_Goal_: Set down the material below in full, matching it exactly.

_Listed records_:
----

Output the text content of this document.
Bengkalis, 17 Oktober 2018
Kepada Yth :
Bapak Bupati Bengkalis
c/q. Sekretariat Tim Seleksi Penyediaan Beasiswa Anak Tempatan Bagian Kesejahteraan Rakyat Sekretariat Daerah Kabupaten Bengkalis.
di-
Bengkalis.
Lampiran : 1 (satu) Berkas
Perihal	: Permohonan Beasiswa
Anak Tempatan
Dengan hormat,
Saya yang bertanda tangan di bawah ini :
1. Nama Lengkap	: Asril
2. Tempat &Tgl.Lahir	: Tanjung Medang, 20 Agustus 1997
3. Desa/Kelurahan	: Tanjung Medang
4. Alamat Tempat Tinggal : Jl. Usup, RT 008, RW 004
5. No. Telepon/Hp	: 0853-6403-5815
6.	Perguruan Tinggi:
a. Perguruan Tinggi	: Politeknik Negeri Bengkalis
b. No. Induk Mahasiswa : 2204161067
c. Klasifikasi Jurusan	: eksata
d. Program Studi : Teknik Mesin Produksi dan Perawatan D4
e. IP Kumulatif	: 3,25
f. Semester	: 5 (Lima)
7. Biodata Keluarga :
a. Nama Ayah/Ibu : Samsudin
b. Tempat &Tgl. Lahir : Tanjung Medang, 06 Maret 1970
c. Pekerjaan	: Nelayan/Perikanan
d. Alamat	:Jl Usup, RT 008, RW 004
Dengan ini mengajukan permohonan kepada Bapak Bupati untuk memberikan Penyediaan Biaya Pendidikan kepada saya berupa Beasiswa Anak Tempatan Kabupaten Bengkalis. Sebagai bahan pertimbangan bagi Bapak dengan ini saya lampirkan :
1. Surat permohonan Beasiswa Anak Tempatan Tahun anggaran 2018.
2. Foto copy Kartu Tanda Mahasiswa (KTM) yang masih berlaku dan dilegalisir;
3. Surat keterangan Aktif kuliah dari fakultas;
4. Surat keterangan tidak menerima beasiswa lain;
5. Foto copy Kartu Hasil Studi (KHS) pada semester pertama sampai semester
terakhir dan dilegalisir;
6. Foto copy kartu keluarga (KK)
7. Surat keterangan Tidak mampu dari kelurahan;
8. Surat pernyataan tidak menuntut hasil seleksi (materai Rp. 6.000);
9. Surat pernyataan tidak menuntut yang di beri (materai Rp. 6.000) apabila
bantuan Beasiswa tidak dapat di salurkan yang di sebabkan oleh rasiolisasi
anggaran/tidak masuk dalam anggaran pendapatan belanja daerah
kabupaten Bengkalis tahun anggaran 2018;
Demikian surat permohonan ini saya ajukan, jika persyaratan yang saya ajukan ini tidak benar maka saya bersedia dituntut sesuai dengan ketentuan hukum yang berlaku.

----

_Right answer_:
Output the text content of this document.
Bengkalis, 17 Oktober 2018
Kepada Yth :
Bapak Bupati Bengkalis
c/q. Sekretariat Tim Seleksi Penyediaan Beasiswa Anak Tempatan Bagian Kesejahteraan Rakyat Sekretariat Daerah Kabupaten Bengkalis.
di-
Bengkalis.
Lampiran : 1 (satu) Berkas
Perihal	: Permohonan Beasiswa
Anak Tempatan
Dengan hormat,
Saya yang bertanda tangan di bawah ini :
1. Nama Lengkap	: Asril
2. Tempat &Tgl.Lahir	: Tanjung Medang, 20 Agustus 1997
3. Desa/Kelurahan	: Tanjung Medang
4. Alamat Tempat Tinggal : Jl. Usup, RT 008, RW 004
5. No. Telepon/Hp	: 0853-6403-5815
6.	Perguruan Tinggi:
a. Perguruan Tinggi	: Politeknik Negeri Bengkalis
b. No. Induk Mahasiswa : 2204161067
c. Klasifikasi Jurusan	: eksata
d. Program Studi : Teknik Mesin Produksi dan Perawatan D4
e. IP Kumulatif	: 3,25
f. Semester	: 5 (Lima)
7. Biodata Keluarga :
a. Nama Ayah/Ibu : Samsudin
b. Tempat &Tgl. Lahir : Tanjung Medang, 06 Maret 1970
c. Pekerjaan	: Nelayan/Perikanan
d. Alamat	:Jl Usup, RT 008, RW 004
Dengan ini mengajukan permohonan kepada Bapak Bupati untuk memberikan Penyediaan Biaya Pendidikan kepada saya berupa Beasiswa Anak Tempatan Kabupaten Bengkalis. Sebagai bahan pertimbangan bagi Bapak dengan ini saya lampirkan :
1. Surat permohonan Beasiswa Anak Tempatan Tahun anggaran 2018.
2. Foto copy Kartu Tanda Mahasiswa (KTM) yang masih berlaku dan dilegalisir;
3. Surat keterangan Aktif kuliah dari fakultas;
4. Surat keterangan tidak menerima beasiswa lain;
5. Foto copy Kartu Hasil Studi (KHS) pada semester pertama sampai semester
terakhir dan dilegalisir;
6. Foto copy kartu keluarga (KK)
7. Surat keterangan Tidak mampu dari kelurahan;
8. Surat pernyataan tidak menuntut hasil seleksi (materai Rp. 6.000);
9. Surat pernyataan tidak menuntut yang di beri (materai Rp. 6.000) apabila
bantuan Beasiswa tidak dapat di salurkan yang di sebabkan oleh rasiolisasi
anggaran/tidak masuk dalam anggaran pendapatan belanja daerah
kabupaten Bengkalis tahun anggaran 2018;
Demikian surat permohonan ini saya ajukan, jika persyaratan yang saya ajukan ini tidak benar maka saya bersedia dituntut sesuai dengan ketentuan hukum yang berlaku.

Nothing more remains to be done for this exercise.